**Direction:**
Select every line below containing the word "consumption".

**The data:**
........

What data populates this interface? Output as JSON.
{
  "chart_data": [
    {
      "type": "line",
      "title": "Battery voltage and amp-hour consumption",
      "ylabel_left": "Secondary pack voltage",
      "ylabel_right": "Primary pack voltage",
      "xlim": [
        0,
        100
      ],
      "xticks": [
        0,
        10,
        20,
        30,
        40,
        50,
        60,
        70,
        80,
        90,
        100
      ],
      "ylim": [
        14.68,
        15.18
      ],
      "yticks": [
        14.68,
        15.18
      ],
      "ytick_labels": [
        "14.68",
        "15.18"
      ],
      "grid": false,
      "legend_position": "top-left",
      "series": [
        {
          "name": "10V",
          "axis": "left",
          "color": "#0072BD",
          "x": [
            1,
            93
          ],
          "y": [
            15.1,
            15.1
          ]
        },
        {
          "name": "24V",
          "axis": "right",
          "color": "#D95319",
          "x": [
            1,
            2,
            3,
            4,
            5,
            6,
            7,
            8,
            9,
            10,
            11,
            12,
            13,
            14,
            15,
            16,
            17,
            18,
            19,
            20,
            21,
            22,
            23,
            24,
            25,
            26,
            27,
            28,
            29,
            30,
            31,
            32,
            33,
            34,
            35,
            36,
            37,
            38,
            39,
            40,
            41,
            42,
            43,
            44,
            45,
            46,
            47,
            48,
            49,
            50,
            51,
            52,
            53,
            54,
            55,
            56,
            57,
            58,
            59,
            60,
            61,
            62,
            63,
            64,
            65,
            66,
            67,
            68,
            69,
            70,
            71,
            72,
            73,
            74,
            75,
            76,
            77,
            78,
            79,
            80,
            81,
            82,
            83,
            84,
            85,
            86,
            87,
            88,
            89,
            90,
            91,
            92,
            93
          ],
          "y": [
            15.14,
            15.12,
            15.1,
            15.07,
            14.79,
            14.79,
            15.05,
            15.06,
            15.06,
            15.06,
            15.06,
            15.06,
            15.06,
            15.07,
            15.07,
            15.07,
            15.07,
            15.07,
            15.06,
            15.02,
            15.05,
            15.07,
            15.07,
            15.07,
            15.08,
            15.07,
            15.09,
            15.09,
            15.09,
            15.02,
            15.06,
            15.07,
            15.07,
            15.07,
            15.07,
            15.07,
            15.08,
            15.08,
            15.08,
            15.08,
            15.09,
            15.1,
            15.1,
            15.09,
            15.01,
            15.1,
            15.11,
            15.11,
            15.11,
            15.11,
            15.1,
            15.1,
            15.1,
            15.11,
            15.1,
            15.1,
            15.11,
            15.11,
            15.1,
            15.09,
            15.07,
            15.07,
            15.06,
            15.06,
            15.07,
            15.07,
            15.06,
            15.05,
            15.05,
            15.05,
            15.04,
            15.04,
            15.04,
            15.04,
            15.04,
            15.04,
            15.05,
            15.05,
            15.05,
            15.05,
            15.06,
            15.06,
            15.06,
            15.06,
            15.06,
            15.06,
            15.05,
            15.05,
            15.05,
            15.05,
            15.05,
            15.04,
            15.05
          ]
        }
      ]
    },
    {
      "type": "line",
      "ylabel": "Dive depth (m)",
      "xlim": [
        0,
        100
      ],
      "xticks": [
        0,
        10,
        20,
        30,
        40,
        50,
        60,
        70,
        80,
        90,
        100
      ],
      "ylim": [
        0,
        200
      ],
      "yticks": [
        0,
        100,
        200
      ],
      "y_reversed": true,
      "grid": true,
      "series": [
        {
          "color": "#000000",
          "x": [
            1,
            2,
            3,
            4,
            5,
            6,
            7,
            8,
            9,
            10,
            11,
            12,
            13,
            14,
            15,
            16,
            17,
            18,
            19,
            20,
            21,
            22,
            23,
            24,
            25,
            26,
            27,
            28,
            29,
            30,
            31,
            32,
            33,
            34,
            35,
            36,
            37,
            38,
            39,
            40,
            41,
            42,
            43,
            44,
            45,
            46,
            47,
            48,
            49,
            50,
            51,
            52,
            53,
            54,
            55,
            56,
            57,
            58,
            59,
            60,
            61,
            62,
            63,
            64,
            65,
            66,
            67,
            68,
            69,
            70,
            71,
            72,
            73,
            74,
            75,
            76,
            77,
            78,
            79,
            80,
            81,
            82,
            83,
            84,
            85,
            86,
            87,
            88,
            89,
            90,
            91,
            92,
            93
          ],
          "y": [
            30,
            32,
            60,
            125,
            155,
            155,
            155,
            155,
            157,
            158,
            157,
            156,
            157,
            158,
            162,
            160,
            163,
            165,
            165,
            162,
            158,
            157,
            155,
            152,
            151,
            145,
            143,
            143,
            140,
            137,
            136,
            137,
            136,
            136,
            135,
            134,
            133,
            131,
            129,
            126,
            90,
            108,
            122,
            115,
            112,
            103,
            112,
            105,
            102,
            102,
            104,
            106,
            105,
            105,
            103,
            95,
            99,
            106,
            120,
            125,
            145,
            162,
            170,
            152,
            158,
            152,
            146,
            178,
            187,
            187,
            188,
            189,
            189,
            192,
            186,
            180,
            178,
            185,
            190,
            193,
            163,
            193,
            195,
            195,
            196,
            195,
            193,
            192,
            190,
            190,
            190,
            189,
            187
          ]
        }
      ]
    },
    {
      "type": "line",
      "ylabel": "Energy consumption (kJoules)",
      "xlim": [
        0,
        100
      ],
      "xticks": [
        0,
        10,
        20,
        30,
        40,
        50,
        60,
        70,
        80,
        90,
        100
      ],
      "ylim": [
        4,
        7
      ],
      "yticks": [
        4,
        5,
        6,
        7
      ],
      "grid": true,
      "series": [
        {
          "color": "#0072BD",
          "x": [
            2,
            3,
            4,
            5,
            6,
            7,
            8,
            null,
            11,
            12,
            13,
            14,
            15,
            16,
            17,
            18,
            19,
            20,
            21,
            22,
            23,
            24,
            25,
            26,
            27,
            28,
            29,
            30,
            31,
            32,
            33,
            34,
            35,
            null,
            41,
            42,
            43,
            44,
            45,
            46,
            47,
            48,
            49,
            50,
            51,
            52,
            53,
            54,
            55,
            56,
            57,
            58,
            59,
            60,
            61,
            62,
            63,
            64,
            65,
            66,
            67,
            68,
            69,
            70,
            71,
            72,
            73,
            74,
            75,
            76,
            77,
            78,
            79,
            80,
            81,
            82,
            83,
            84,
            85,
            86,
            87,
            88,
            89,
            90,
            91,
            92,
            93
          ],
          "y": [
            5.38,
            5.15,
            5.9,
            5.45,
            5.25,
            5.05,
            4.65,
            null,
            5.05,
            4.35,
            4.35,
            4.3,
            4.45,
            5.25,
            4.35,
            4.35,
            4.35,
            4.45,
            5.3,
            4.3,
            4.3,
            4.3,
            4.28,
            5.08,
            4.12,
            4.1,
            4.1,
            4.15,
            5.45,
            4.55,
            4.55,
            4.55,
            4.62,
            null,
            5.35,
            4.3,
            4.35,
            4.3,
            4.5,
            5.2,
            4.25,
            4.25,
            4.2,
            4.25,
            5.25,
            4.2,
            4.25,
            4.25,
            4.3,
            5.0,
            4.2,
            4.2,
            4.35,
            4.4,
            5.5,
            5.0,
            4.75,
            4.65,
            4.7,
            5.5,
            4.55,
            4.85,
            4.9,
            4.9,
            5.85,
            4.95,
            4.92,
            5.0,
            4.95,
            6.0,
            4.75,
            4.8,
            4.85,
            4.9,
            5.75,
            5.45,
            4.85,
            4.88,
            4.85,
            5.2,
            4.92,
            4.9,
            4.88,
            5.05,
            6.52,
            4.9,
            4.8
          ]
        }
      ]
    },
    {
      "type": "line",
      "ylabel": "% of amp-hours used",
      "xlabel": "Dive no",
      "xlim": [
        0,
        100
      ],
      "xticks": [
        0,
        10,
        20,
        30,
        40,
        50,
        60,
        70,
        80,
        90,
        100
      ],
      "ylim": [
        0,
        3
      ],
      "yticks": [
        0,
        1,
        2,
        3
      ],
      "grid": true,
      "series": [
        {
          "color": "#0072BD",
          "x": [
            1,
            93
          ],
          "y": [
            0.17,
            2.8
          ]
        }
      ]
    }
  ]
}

........

**Solved problem:**
      "title": "Battery voltage and amp-hour consumption",
      "ylabel": "Energy consumption (kJoules)",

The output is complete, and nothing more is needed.